Start of RECORDS PROVIDED

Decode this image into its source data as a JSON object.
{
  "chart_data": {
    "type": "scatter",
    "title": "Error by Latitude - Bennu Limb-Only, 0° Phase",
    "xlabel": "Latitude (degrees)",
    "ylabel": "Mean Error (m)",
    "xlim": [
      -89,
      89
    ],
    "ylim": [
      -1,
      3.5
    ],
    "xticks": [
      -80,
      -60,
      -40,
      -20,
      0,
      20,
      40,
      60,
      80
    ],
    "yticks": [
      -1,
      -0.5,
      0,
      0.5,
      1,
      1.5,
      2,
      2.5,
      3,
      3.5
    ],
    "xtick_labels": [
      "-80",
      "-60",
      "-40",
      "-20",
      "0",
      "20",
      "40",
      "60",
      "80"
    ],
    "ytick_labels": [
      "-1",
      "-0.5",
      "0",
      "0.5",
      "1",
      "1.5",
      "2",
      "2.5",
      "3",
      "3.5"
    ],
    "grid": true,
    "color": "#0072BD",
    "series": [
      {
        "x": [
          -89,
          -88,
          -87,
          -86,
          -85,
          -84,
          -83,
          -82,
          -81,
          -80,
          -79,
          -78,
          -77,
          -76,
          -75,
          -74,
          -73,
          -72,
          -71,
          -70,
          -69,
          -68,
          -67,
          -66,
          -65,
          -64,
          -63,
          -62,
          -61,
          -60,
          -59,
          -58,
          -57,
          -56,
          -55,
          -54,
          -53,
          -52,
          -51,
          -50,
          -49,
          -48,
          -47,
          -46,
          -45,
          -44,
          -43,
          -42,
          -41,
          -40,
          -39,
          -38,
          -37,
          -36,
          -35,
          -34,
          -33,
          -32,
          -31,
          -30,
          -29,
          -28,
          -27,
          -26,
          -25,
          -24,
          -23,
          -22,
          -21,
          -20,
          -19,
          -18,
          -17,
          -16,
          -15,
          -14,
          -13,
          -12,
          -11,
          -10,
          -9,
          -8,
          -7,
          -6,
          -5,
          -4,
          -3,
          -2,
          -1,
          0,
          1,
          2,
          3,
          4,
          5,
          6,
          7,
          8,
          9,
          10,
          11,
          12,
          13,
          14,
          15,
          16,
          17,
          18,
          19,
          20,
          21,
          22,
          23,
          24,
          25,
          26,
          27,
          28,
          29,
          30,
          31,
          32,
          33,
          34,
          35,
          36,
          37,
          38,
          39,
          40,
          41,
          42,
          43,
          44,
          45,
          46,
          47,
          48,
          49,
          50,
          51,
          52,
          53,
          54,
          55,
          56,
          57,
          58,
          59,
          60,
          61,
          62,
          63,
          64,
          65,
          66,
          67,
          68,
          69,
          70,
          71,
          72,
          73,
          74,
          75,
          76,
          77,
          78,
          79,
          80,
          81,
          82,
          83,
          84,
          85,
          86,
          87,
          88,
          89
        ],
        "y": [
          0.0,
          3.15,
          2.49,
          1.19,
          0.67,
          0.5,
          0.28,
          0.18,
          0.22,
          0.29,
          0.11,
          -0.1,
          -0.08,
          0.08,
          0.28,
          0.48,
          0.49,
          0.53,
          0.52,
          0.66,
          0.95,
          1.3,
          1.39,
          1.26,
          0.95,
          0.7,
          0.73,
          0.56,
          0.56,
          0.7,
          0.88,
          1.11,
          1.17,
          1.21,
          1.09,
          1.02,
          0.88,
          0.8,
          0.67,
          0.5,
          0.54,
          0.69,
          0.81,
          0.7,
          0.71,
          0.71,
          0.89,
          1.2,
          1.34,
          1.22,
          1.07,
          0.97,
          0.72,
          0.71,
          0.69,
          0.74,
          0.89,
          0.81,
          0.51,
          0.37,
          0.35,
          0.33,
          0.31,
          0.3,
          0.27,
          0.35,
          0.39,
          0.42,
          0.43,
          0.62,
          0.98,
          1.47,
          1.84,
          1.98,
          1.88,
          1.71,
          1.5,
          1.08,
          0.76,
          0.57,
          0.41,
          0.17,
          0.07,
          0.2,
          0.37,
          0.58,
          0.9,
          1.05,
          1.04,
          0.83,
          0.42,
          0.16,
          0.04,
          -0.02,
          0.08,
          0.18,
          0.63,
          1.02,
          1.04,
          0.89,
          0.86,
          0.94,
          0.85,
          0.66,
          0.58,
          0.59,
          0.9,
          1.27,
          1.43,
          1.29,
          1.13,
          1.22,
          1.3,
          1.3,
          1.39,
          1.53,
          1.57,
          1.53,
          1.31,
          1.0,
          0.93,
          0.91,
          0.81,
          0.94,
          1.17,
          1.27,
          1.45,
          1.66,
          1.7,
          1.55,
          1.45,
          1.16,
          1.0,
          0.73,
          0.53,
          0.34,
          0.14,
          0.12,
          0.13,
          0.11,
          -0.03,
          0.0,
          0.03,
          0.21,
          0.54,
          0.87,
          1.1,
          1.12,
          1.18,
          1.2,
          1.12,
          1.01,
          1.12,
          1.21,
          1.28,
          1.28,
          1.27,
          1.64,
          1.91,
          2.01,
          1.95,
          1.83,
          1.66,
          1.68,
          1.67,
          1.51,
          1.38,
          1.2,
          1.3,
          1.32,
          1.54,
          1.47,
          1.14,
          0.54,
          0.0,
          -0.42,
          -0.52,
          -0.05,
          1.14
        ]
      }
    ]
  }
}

End of RECORDS PROVIDED

**TASK BRIEF**
Go through the data above and find the lines with the word "Latitude". Copy each of those lines.

**COMPLETED EXERCISE**
    "title": "Error by Latitude - Bennu Limb-Only, 0° Phase",
    "xlabel": "Latitude (degrees)",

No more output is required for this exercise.